» Task to complete: Gather from the material every line that contains the string "Глава".

» Excerpted records:
▶
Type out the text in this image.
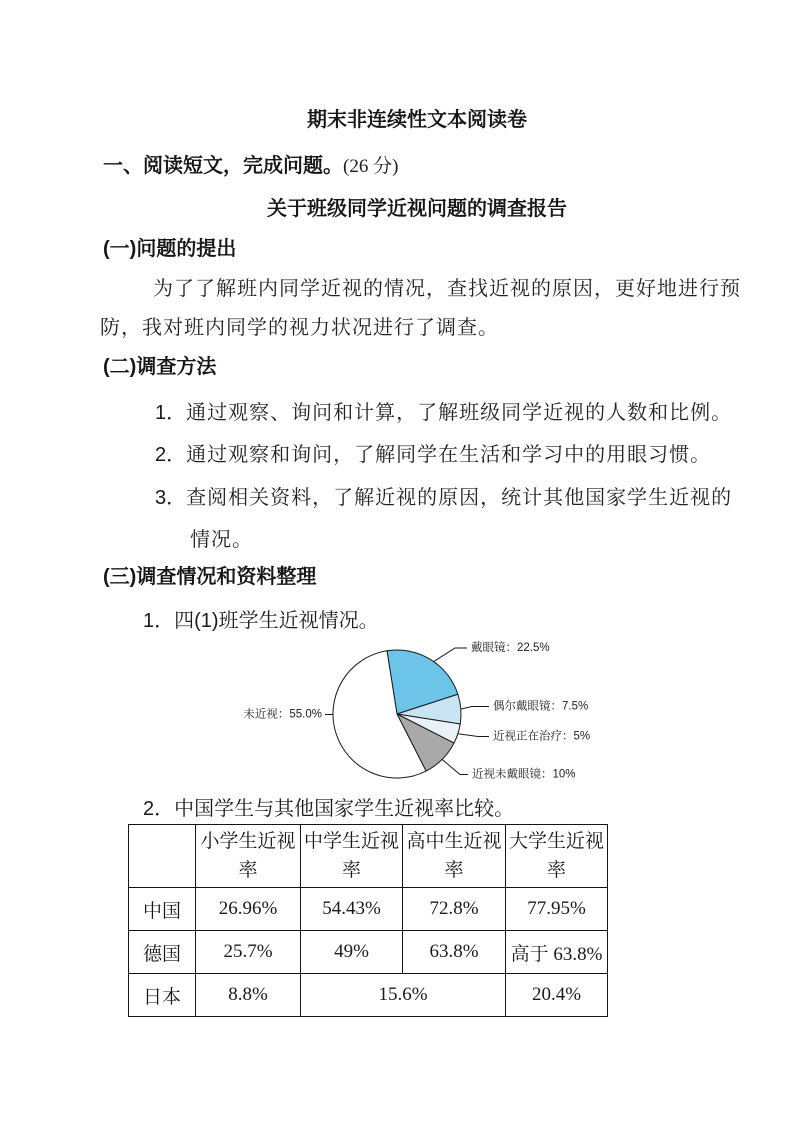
期末非连续性文本阅读卷
一、阅读短文，完成问题。(26 分)
关于班级同学近视问题的调查报告
(一)问题的提出
为了了解班内同学近视的情况，查找近视的原因，更好地进行预
防，我对班内同学的视力状况进行了调查。
(二)调查方法
1．通过观察、询问和计算，了解班级同学近视的人数和比例。
2．通过观察和询问，了解同学在生活和学习中的用眼习惯。
3．查阅相关资料，了解近视的原因，统计其他国家学生近视的
情况。
(三)调查情况和资料整理
1．四(1)班学生近视情况。
戴眼镜：22.5%
偶尔戴眼镜：7.5%
近视正在治疗：5%
近视未戴眼镜：10%
未近视：55.0%
2．中国学生与其他国家学生近视率比较。
	小学生近视率	中学生近视率	高中生近视率	大学生近视率
中国	26.96%	54.43%	72.8%	77.95%
德国	25.7%	49%	63.8%	高于 63.8%
日本	8.8%	15.6%		20.4%
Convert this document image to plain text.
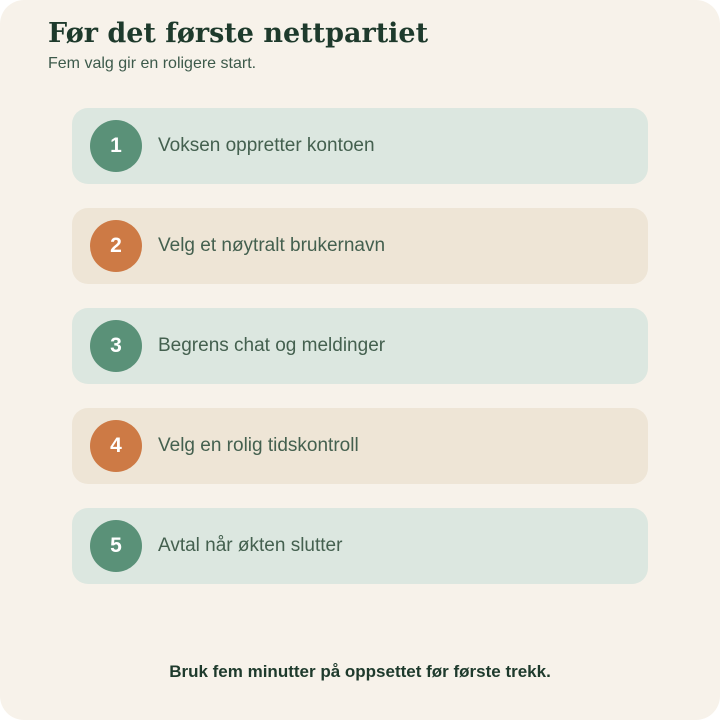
Før det første nettpartiet

Fem valg gir en roligere start.

1	Voksen oppretter kontoen
2	Velg et nøytralt brukernavn
3	Begrens chat og meldinger
4	Velg en rolig tidskontroll
5	Avtal når økten slutter
Bruk fem minutter på oppsettet før første trekk.
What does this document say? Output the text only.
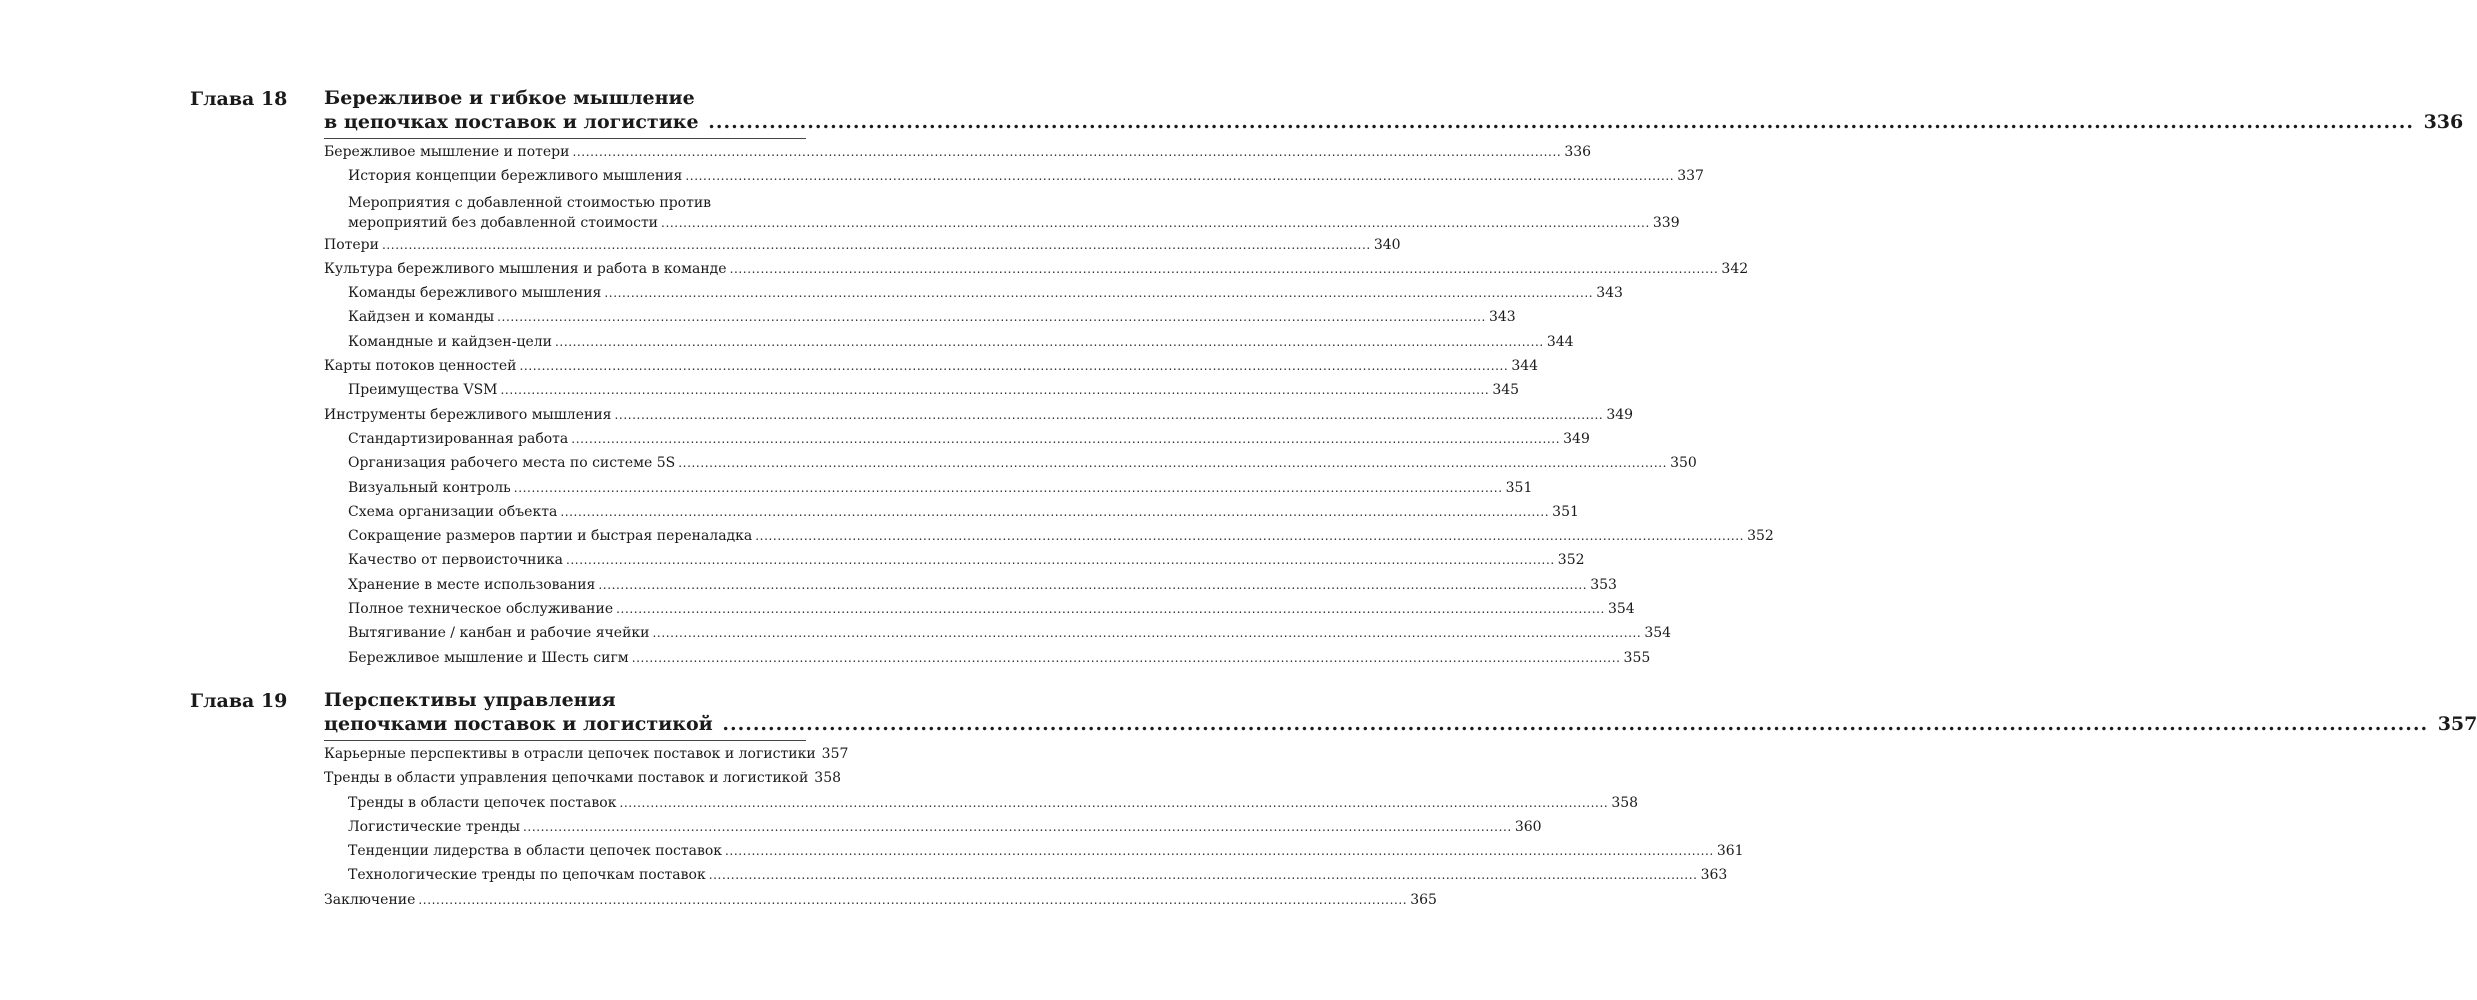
Глава 18 Бережливое и гибкое мышление
в цепочках поставок и логистике .....	336
Бережливое мышление и потери .....	336
История концепции бережливого мышления .....	337
Мероприятия с добавленной стоимостью против
мероприятий без добавленной стоимости .....	339
Потери .....	340
Культура бережливого мышления и работа в команде .....	342
Команды бережливого мышления .....	343
Кайдзен и команды .....	343
Командные и кайдзен-цели .....	344
Карты потоков ценностей .....	344
Преимущества VSM .....	345
Инструменты бережливого мышления .....	349
Стандартизированная работа .....	349
Организация рабочего места по системе 5S .....	350
Визуальный контроль .....	351
Схема организации объекта .....	351
Сокращение размеров партии и быстрая переналадка .....	352
Качество от первоисточника .....	352
Хранение в месте использования .....	353
Полное техническое обслуживание .....	354
Вытягивание / канбан и рабочие ячейки .....	354
Бережливое мышление и Шесть сигм .....	355
Глава 19 Перспективы управления
цепочками поставок и логистикой .....	357
Карьерные перспективы в отрасли цепочек поставок и логистики 357
Тренды в области управления цепочками поставок и логистикой 358
Тренды в области цепочек поставок .....	358
Логистические тренды .....	360
Тенденции лидерства в области цепочек поставок .....	361
Технологические тренды по цепочкам поставок .....	363
Заключение .....	365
◀
» The completed task:
Глава 18 Бережливое и гибкое мышление
Глава 19 Перспективы управления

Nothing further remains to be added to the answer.